Start of ROWS
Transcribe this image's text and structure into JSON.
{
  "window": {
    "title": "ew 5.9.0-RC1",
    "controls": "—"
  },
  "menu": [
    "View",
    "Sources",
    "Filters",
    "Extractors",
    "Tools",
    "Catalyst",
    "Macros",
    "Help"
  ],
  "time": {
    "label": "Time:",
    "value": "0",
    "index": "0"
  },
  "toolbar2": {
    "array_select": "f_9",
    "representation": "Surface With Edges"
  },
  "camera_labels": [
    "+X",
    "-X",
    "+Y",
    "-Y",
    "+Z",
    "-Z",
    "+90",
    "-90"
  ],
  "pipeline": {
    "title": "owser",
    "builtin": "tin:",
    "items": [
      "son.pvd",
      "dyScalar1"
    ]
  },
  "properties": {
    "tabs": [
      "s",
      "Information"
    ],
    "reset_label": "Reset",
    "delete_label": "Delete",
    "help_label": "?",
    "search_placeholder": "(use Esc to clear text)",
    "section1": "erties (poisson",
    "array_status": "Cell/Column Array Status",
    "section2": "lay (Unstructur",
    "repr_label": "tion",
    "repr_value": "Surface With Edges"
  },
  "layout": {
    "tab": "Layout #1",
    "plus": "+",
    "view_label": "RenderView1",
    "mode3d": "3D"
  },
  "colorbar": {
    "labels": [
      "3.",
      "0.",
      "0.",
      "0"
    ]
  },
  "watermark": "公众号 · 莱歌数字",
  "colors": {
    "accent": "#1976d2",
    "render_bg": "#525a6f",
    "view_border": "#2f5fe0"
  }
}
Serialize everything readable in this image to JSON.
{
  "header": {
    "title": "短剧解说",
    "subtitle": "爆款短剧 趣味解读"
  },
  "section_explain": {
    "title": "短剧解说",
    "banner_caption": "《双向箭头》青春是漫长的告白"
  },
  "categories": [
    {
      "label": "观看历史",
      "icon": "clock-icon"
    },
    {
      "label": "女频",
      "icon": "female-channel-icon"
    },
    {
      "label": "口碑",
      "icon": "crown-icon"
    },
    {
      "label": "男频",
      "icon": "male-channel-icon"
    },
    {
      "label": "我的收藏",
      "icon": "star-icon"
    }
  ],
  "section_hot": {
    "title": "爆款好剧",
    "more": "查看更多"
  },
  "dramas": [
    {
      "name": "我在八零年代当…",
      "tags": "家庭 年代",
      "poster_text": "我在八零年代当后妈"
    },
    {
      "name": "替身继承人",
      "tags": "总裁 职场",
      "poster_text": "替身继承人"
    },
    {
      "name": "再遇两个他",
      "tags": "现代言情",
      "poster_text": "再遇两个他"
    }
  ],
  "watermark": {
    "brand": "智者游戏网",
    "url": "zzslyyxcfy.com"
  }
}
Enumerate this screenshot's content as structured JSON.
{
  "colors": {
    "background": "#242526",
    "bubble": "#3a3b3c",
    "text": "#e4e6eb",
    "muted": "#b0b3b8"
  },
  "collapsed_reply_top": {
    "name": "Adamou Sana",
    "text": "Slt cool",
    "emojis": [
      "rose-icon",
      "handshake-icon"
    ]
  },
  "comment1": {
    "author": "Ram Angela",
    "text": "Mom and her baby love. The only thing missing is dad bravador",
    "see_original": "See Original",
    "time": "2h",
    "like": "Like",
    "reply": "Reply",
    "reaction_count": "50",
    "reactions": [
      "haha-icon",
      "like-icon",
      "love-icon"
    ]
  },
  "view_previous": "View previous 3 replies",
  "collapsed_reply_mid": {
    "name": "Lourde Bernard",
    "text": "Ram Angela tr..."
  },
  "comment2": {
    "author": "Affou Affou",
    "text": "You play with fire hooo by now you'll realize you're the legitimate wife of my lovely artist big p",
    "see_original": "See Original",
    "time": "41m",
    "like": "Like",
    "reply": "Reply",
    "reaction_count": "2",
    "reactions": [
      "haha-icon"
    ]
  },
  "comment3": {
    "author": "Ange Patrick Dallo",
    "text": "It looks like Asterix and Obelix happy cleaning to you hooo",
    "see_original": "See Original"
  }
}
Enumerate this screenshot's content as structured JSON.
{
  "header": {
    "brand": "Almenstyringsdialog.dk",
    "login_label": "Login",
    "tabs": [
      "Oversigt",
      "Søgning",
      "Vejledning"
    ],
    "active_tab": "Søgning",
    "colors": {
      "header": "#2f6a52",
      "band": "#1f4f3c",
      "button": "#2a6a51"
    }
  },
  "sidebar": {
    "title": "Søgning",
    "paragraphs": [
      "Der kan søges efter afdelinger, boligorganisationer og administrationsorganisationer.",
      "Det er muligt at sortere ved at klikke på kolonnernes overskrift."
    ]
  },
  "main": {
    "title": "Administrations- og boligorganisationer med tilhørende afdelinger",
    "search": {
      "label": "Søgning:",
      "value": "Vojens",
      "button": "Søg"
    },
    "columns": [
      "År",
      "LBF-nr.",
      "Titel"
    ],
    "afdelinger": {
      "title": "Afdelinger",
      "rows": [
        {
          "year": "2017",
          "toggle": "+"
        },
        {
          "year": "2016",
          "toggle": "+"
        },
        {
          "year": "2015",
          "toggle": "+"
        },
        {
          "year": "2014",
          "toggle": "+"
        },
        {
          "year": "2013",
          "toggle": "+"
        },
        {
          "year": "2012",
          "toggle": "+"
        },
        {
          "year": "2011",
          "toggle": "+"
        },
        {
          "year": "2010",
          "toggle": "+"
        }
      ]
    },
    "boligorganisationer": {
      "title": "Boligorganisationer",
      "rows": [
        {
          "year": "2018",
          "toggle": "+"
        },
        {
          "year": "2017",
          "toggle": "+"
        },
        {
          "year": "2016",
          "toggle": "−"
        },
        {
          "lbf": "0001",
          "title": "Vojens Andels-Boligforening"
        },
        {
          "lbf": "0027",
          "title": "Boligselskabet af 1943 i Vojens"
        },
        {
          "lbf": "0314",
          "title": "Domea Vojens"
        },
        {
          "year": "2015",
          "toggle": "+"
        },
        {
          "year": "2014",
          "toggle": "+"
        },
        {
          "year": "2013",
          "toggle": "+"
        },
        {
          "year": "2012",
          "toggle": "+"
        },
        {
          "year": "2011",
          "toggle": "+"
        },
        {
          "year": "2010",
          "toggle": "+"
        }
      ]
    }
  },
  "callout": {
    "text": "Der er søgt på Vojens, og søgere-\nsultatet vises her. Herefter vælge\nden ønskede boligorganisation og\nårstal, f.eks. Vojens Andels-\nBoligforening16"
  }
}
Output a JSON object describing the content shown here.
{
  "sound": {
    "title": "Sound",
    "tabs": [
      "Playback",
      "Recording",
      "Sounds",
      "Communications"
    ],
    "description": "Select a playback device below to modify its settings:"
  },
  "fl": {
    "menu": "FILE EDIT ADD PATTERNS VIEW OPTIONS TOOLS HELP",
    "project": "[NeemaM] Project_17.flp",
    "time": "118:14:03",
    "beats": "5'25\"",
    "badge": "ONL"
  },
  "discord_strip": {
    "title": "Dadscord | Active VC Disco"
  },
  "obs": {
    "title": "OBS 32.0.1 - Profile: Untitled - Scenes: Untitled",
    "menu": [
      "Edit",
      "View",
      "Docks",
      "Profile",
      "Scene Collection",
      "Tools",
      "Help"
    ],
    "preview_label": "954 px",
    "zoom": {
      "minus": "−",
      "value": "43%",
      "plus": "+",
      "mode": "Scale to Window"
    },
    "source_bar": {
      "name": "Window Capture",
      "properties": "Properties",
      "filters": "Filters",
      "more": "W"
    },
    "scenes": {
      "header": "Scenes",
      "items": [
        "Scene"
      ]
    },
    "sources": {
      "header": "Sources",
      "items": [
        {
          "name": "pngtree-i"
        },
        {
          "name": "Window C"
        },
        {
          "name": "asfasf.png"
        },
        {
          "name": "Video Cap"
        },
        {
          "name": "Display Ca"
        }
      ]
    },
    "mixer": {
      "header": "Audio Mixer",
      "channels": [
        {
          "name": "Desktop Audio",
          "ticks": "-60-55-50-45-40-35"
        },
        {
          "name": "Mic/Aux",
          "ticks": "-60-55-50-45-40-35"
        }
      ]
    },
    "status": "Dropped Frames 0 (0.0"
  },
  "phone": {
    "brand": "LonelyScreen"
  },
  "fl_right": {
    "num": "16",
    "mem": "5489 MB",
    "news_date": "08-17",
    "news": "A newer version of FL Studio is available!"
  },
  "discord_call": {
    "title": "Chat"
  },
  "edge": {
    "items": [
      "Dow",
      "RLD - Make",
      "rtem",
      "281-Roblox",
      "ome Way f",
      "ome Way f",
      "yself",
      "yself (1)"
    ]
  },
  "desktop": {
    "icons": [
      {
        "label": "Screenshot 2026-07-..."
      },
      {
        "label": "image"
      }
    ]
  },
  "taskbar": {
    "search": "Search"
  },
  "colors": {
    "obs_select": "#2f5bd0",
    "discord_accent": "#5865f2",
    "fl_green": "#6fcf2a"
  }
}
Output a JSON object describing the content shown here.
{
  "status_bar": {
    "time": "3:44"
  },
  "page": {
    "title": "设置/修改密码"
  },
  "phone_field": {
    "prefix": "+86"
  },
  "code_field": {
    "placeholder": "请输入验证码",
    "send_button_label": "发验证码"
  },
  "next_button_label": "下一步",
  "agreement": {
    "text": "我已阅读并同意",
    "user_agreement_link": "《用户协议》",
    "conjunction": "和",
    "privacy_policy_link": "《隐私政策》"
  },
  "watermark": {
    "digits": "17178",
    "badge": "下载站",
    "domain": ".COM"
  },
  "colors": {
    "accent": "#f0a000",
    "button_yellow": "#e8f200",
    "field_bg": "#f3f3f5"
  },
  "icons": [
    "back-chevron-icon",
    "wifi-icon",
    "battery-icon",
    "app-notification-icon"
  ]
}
End of ROWS
*DIRECTION*. In the records above, find each line that holds the word "Surface"; copy all such lines.

*REPLY*.
    "representation": "Surface With Edges"
    "repr_value": "Surface With Edges"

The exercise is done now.